• [WHAT IS BEING ASKED]
Word for word, give the material below again, minus any images.

• [RECORD EXTRACTS]
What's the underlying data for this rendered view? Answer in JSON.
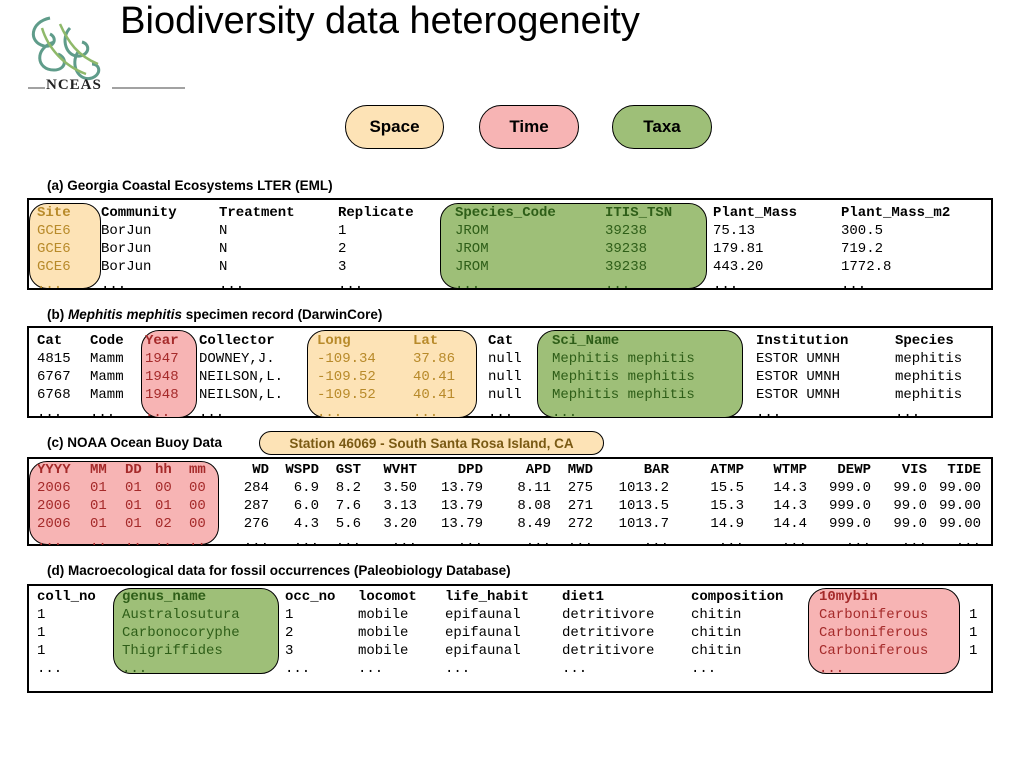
{
  "title": "Biodiversity data heterogeneity",
  "logo": {
    "text": "NCEAS",
    "icon": "nceas-fern-logo"
  },
  "legend": {
    "space": "Space",
    "time": "Time",
    "taxa": "Taxa",
    "colors": {
      "space": "#fde3b6",
      "time": "#f7b4b4",
      "taxa": "#9ebf78"
    }
  },
  "tables": {
    "a": {
      "caption": "(a) Georgia Coastal Ecosystems LTER (EML)",
      "headers": [
        "Site",
        "Community",
        "Treatment",
        "Replicate",
        "Species_Code",
        "ITIS_TSN",
        "Plant_Mass",
        "Plant_Mass_m2"
      ],
      "rows": [
        [
          "GCE6",
          "BorJun",
          "N",
          "1",
          "JROM",
          "39238",
          "75.13",
          "300.5"
        ],
        [
          "GCE6",
          "BorJun",
          "N",
          "2",
          "JROM",
          "39238",
          "179.81",
          "719.2"
        ],
        [
          "GCE6",
          "BorJun",
          "N",
          "3",
          "JROM",
          "39238",
          "443.20",
          "1772.8"
        ],
        [
          "...",
          "...",
          "...",
          "...",
          "...",
          "...",
          "...",
          "..."
        ]
      ]
    },
    "b": {
      "caption_prefix": "(b) ",
      "caption_italic": "Mephitis mephitis",
      "caption_suffix": " specimen record (DarwinCore)",
      "headers": [
        "Cat",
        "Code",
        "Year",
        "Collector",
        "Long",
        "Lat",
        "Cat",
        "Sci_Name",
        "Institution",
        "Species"
      ],
      "rows": [
        [
          "4815",
          "Mamm",
          "1947",
          "DOWNEY,J.",
          "-109.34",
          "37.86",
          "null",
          "Mephitis mephitis",
          "ESTOR UMNH",
          "mephitis"
        ],
        [
          "6767",
          "Mamm",
          "1948",
          "NEILSON,L.",
          "-109.52",
          "40.41",
          "null",
          "Mephitis mephitis",
          "ESTOR UMNH",
          "mephitis"
        ],
        [
          "6768",
          "Mamm",
          "1948",
          "NEILSON,L.",
          "-109.52",
          "40.41",
          "null",
          "Mephitis mephitis",
          "ESTOR UMNH",
          "mephitis"
        ],
        [
          "...",
          "...",
          "...",
          "...",
          "...",
          "...",
          "...",
          "...",
          "...",
          "..."
        ]
      ]
    },
    "c": {
      "caption": "(c) NOAA Ocean Buoy Data",
      "station": "Station 46069 - South Santa Rosa Island, CA",
      "headers": [
        "YYYY",
        "MM",
        "DD",
        "hh",
        "mm",
        "WD",
        "WSPD",
        "GST",
        "WVHT",
        "DPD",
        "APD",
        "MWD",
        "BAR",
        "ATMP",
        "WTMP",
        "DEWP",
        "VIS",
        "TIDE"
      ],
      "rows": [
        [
          "2006",
          "01",
          "01",
          "00",
          "00",
          "284",
          "6.9",
          "8.2",
          "3.50",
          "13.79",
          "8.11",
          "275",
          "1013.2",
          "15.5",
          "14.3",
          "999.0",
          "99.0",
          "99.00"
        ],
        [
          "2006",
          "01",
          "01",
          "01",
          "00",
          "287",
          "6.0",
          "7.6",
          "3.13",
          "13.79",
          "8.08",
          "271",
          "1013.5",
          "15.3",
          "14.3",
          "999.0",
          "99.0",
          "99.00"
        ],
        [
          "2006",
          "01",
          "01",
          "02",
          "00",
          "276",
          "4.3",
          "5.6",
          "3.20",
          "13.79",
          "8.49",
          "272",
          "1013.7",
          "14.9",
          "14.4",
          "999.0",
          "99.0",
          "99.00"
        ],
        [
          "...",
          "..",
          "..",
          "..",
          "..",
          "...",
          "...",
          "...",
          "...",
          "...",
          "...",
          "...",
          "...",
          "...",
          "...",
          "...",
          "...",
          "..."
        ]
      ]
    },
    "d": {
      "caption": "(d) Macroecological data for fossil occurrences (Paleobiology Database)",
      "headers": [
        "coll_no",
        "genus_name",
        "occ_no",
        "locomot",
        "life_habit",
        "diet1",
        "composition",
        "10mybin",
        ""
      ],
      "rows": [
        [
          "1",
          "Australosutura",
          "1",
          "mobile",
          "epifaunal",
          "detritivore",
          "chitin",
          "Carboniferous",
          "1"
        ],
        [
          "1",
          "Carbonocoryphe",
          "2",
          "mobile",
          "epifaunal",
          "detritivore",
          "chitin",
          "Carboniferous",
          "1"
        ],
        [
          "1",
          "Thigriffides",
          "3",
          "mobile",
          "epifaunal",
          "detritivore",
          "chitin",
          "Carboniferous",
          "1"
        ],
        [
          "...",
          "...",
          "...",
          "...",
          "...",
          "...",
          "...",
          "...",
          ""
        ]
      ]
    }
  }
}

• [FULL RESPONSE]
What's the underlying data for this rendered view? Answer in JSON.
{
  "title": "Biodiversity data heterogeneity",
  "logo": {
    "text": "NCEAS",
    "icon": "nceas-fern-logo"
  },
  "legend": {
    "space": "Space",
    "time": "Time",
    "taxa": "Taxa",
    "colors": {
      "space": "#fde3b6",
      "time": "#f7b4b4",
      "taxa": "#9ebf78"
    }
  },
  "tables": {
    "a": {
      "caption": "(a) Georgia Coastal Ecosystems LTER (EML)",
      "headers": [
        "Site",
        "Community",
        "Treatment",
        "Replicate",
        "Species_Code",
        "ITIS_TSN",
        "Plant_Mass",
        "Plant_Mass_m2"
      ],
      "rows": [
        [
          "GCE6",
          "BorJun",
          "N",
          "1",
          "JROM",
          "39238",
          "75.13",
          "300.5"
        ],
        [
          "GCE6",
          "BorJun",
          "N",
          "2",
          "JROM",
          "39238",
          "179.81",
          "719.2"
        ],
        [
          "GCE6",
          "BorJun",
          "N",
          "3",
          "JROM",
          "39238",
          "443.20",
          "1772.8"
        ],
        [
          "...",
          "...",
          "...",
          "...",
          "...",
          "...",
          "...",
          "..."
        ]
      ]
    },
    "b": {
      "caption_prefix": "(b) ",
      "caption_italic": "Mephitis mephitis",
      "caption_suffix": " specimen record (DarwinCore)",
      "headers": [
        "Cat",
        "Code",
        "Year",
        "Collector",
        "Long",
        "Lat",
        "Cat",
        "Sci_Name",
        "Institution",
        "Species"
      ],
      "rows": [
        [
          "4815",
          "Mamm",
          "1947",
          "DOWNEY,J.",
          "-109.34",
          "37.86",
          "null",
          "Mephitis mephitis",
          "ESTOR UMNH",
          "mephitis"
        ],
        [
          "6767",
          "Mamm",
          "1948",
          "NEILSON,L.",
          "-109.52",
          "40.41",
          "null",
          "Mephitis mephitis",
          "ESTOR UMNH",
          "mephitis"
        ],
        [
          "6768",
          "Mamm",
          "1948",
          "NEILSON,L.",
          "-109.52",
          "40.41",
          "null",
          "Mephitis mephitis",
          "ESTOR UMNH",
          "mephitis"
        ],
        [
          "...",
          "...",
          "...",
          "...",
          "...",
          "...",
          "...",
          "...",
          "...",
          "..."
        ]
      ]
    },
    "c": {
      "caption": "(c) NOAA Ocean Buoy Data",
      "station": "Station 46069 - South Santa Rosa Island, CA",
      "headers": [
        "YYYY",
        "MM",
        "DD",
        "hh",
        "mm",
        "WD",
        "WSPD",
        "GST",
        "WVHT",
        "DPD",
        "APD",
        "MWD",
        "BAR",
        "ATMP",
        "WTMP",
        "DEWP",
        "VIS",
        "TIDE"
      ],
      "rows": [
        [
          "2006",
          "01",
          "01",
          "00",
          "00",
          "284",
          "6.9",
          "8.2",
          "3.50",
          "13.79",
          "8.11",
          "275",
          "1013.2",
          "15.5",
          "14.3",
          "999.0",
          "99.0",
          "99.00"
        ],
        [
          "2006",
          "01",
          "01",
          "01",
          "00",
          "287",
          "6.0",
          "7.6",
          "3.13",
          "13.79",
          "8.08",
          "271",
          "1013.5",
          "15.3",
          "14.3",
          "999.0",
          "99.0",
          "99.00"
        ],
        [
          "2006",
          "01",
          "01",
          "02",
          "00",
          "276",
          "4.3",
          "5.6",
          "3.20",
          "13.79",
          "8.49",
          "272",
          "1013.7",
          "14.9",
          "14.4",
          "999.0",
          "99.0",
          "99.00"
        ],
        [
          "...",
          "..",
          "..",
          "..",
          "..",
          "...",
          "...",
          "...",
          "...",
          "...",
          "...",
          "...",
          "...",
          "...",
          "...",
          "...",
          "...",
          "..."
        ]
      ]
    },
    "d": {
      "caption": "(d) Macroecological data for fossil occurrences (Paleobiology Database)",
      "headers": [
        "coll_no",
        "genus_name",
        "occ_no",
        "locomot",
        "life_habit",
        "diet1",
        "composition",
        "10mybin",
        ""
      ],
      "rows": [
        [
          "1",
          "Australosutura",
          "1",
          "mobile",
          "epifaunal",
          "detritivore",
          "chitin",
          "Carboniferous",
          "1"
        ],
        [
          "1",
          "Carbonocoryphe",
          "2",
          "mobile",
          "epifaunal",
          "detritivore",
          "chitin",
          "Carboniferous",
          "1"
        ],
        [
          "1",
          "Thigriffides",
          "3",
          "mobile",
          "epifaunal",
          "detritivore",
          "chitin",
          "Carboniferous",
          "1"
        ],
        [
          "...",
          "...",
          "...",
          "...",
          "...",
          "...",
          "...",
          "...",
          ""
        ]
      ]
    }
  }
}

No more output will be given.